Copy out each of the following lines character for character.

- - - -

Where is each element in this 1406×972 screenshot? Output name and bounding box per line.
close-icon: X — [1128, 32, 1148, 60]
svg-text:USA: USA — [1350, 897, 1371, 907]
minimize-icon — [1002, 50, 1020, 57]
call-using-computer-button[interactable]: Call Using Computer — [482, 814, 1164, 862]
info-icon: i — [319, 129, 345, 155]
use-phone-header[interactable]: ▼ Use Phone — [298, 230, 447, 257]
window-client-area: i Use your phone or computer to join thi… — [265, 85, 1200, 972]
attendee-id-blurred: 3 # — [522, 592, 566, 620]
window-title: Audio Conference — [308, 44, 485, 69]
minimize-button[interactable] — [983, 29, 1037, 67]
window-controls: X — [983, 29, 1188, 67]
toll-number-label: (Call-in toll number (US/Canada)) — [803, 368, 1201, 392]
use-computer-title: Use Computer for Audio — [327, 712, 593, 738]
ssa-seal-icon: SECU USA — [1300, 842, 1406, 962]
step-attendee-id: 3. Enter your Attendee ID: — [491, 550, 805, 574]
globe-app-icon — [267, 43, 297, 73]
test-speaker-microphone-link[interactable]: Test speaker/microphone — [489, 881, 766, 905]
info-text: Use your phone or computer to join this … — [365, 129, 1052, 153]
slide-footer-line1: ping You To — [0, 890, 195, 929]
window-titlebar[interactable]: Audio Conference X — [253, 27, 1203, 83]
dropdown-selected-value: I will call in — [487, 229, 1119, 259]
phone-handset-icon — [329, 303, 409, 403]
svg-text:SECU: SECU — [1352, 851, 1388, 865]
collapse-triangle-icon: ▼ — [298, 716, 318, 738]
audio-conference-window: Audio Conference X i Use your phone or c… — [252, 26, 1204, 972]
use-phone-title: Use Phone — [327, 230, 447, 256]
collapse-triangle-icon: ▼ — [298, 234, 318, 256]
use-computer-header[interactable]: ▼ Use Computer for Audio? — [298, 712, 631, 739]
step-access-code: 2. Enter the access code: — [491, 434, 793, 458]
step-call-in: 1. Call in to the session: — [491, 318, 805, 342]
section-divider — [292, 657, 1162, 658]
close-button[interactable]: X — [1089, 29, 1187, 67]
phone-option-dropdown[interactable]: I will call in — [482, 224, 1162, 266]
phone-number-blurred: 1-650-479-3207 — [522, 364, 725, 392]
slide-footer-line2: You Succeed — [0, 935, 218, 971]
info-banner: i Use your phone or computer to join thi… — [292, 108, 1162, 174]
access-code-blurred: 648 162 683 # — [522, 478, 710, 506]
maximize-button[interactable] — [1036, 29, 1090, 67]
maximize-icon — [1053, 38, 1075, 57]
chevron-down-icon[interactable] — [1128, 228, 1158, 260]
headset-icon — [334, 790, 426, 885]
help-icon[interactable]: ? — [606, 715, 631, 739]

- - - -

__Task answer__
Where is each element in this 1406×972 screenshot? Output name and bounding box per line.
close-icon: X — [1128, 32, 1148, 60]
svg-text:USA: USA — [1350, 897, 1371, 907]
minimize-icon — [1002, 50, 1020, 57]
call-using-computer-button[interactable]: Call Using Computer — [482, 814, 1164, 862]
info-icon: i — [319, 129, 345, 155]
use-phone-header[interactable]: ▼ Use Phone — [298, 230, 447, 257]
window-client-area: i Use your phone or computer to join thi… — [265, 85, 1200, 972]
attendee-id-blurred: 3 # — [522, 592, 566, 620]
window-title: Audio Conference — [308, 44, 485, 69]
minimize-button[interactable] — [983, 29, 1037, 67]
window-controls: X — [983, 29, 1188, 67]
toll-number-label: (Call-in toll number (US/Canada)) — [803, 368, 1201, 392]
use-computer-title: Use Computer for Audio — [327, 712, 593, 738]
ssa-seal-icon: SECU USA — [1300, 842, 1406, 962]
step-attendee-id: 3. Enter your Attendee ID: — [491, 550, 805, 574]
globe-app-icon — [267, 43, 297, 73]
test-speaker-microphone-link[interactable]: Test speaker/microphone — [489, 881, 766, 905]
info-text: Use your phone or computer to join this … — [365, 129, 1052, 153]
slide-footer-line1: ping You To — [0, 890, 195, 929]
window-titlebar[interactable]: Audio Conference X — [253, 27, 1203, 83]
dropdown-selected-value: I will call in — [487, 229, 1119, 259]
phone-handset-icon — [329, 303, 409, 403]
svg-text:SECU: SECU — [1352, 851, 1388, 865]
collapse-triangle-icon: ▼ — [298, 716, 318, 738]
audio-conference-window: Audio Conference X i Use your phone or c… — [252, 26, 1204, 972]
use-phone-title: Use Phone — [327, 230, 447, 256]
collapse-triangle-icon: ▼ — [298, 234, 318, 256]
use-computer-header[interactable]: ▼ Use Computer for Audio? — [298, 712, 631, 739]
step-access-code: 2. Enter the access code: — [491, 434, 793, 458]
step-call-in: 1. Call in to the session: — [491, 318, 805, 342]
section-divider — [292, 657, 1162, 658]
close-button[interactable]: X — [1089, 29, 1187, 67]
phone-option-dropdown[interactable]: I will call in — [482, 224, 1162, 266]
phone-number-blurred: 1-650-479-3207 — [522, 364, 725, 392]
slide-footer-line2: You Succeed — [0, 935, 218, 971]
info-banner: i Use your phone or computer to join thi… — [292, 108, 1162, 174]
access-code-blurred: 648 162 683 # — [522, 478, 710, 506]
maximize-button[interactable] — [1036, 29, 1090, 67]
maximize-icon — [1053, 38, 1075, 57]
chevron-down-icon[interactable] — [1128, 228, 1158, 260]
headset-icon — [334, 790, 426, 885]
help-icon[interactable]: ? — [606, 715, 631, 739]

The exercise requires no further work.